**Work instructions:** Restate each line word for word. Leave out every picture.

# START OF Dataset excerpts

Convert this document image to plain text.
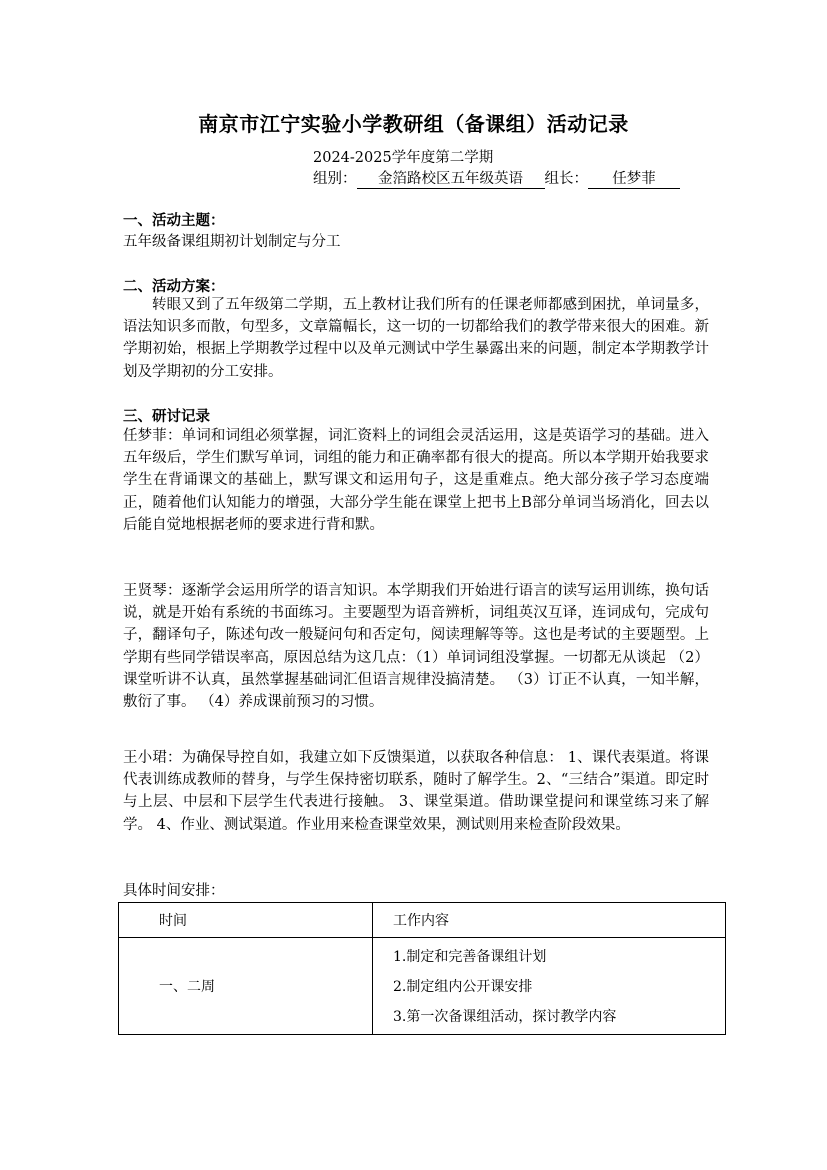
南京市江宁实验小学教研组（备课组）活动记录
2024-2025学年度第二学期
组别： 金箔路校区五年级英语 组长： 任梦菲
一、活动主题：
五年级备课组期初计划制定与分工
二、活动方案：
转眼又到了五年级第二学期，五上教材让我们所有的任课老师都感到困扰，单词量多，语法知识多而散，句型多，文章篇幅长，这一切的一切都给我们的教学带来很大的困难。新学期初始，根据上学期教学过程中以及单元测试中学生暴露出来的问题，制定本学期教学计划及学期初的分工安排。
三、研讨记录
任梦菲：单词和词组必须掌握，词汇资料上的词组会灵活运用，这是英语学习的基础。进入五年级后，学生们默写单词，词组的能力和正确率都有很大的提高。所以本学期开始我要求学生在背诵课文的基础上，默写课文和运用句子，这是重难点。绝大部分孩子学习态度端正，随着他们认知能力的增强，大部分学生能在课堂上把书上B部分单词当场消化，回去以后能自觉地根据老师的要求进行背和默。
王贤琴：逐渐学会运用所学的语言知识。本学期我们开始进行语言的读写运用训练，换句话说，就是开始有系统的书面练习。主要题型为语音辨析，词组英汉互译，连词成句，完成句子，翻译句子，陈述句改一般疑问句和否定句，阅读理解等等。这也是考试的主要题型。上学期有些同学错误率高，原因总结为这几点：（1）单词词组没掌握。一切都无从谈起 （2）课堂听讲不认真，虽然掌握基础词汇但语言规律没搞清楚。 （3）订正不认真，一知半解，敷衍了事。 （4）养成课前预习的习惯。
王小珺：为确保导控自如，我建立如下反馈渠道，以获取各种信息： 1、课代表渠道。将课代表训练成教师的替身，与学生保持密切联系，随时了解学生。2、“三结合”渠道。即定时与上层、中层和下层学生代表进行接触。 3、课堂渠道。借助课堂提问和课堂练习来了解学。 4、作业、测试渠道。作业用来检查课堂效果，测试则用来检查阶段效果。
具体时间安排：
时间	工作内容
一、二周	1.制定和完善备课组计划
2.制定组内公开课安排
3.第一次备课组活动，探讨教学内容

# END OF Dataset excerpts

**Solution for this task:**
Convert this document image to plain text.
南京市江宁实验小学教研组（备课组）活动记录
2024-2025学年度第二学期
组别： 金箔路校区五年级英语 组长： 任梦菲
一、活动主题：
五年级备课组期初计划制定与分工
二、活动方案：
转眼又到了五年级第二学期，五上教材让我们所有的任课老师都感到困扰，单词量多，语法知识多而散，句型多，文章篇幅长，这一切的一切都给我们的教学带来很大的困难。新学期初始，根据上学期教学过程中以及单元测试中学生暴露出来的问题，制定本学期教学计划及学期初的分工安排。
三、研讨记录
任梦菲：单词和词组必须掌握，词汇资料上的词组会灵活运用，这是英语学习的基础。进入五年级后，学生们默写单词，词组的能力和正确率都有很大的提高。所以本学期开始我要求学生在背诵课文的基础上，默写课文和运用句子，这是重难点。绝大部分孩子学习态度端正，随着他们认知能力的增强，大部分学生能在课堂上把书上B部分单词当场消化，回去以后能自觉地根据老师的要求进行背和默。
王贤琴：逐渐学会运用所学的语言知识。本学期我们开始进行语言的读写运用训练，换句话说，就是开始有系统的书面练习。主要题型为语音辨析，词组英汉互译，连词成句，完成句子，翻译句子，陈述句改一般疑问句和否定句，阅读理解等等。这也是考试的主要题型。上学期有些同学错误率高，原因总结为这几点：（1）单词词组没掌握。一切都无从谈起 （2）课堂听讲不认真，虽然掌握基础词汇但语言规律没搞清楚。 （3）订正不认真，一知半解，敷衍了事。 （4）养成课前预习的习惯。
王小珺：为确保导控自如，我建立如下反馈渠道，以获取各种信息： 1、课代表渠道。将课代表训练成教师的替身，与学生保持密切联系，随时了解学生。2、“三结合”渠道。即定时与上层、中层和下层学生代表进行接触。 3、课堂渠道。借助课堂提问和课堂练习来了解学。 4、作业、测试渠道。作业用来检查课堂效果，测试则用来检查阶段效果。
具体时间安排：
时间	工作内容
一、二周	1.制定和完善备课组计划
2.制定组内公开课安排
3.第一次备课组活动，探讨教学内容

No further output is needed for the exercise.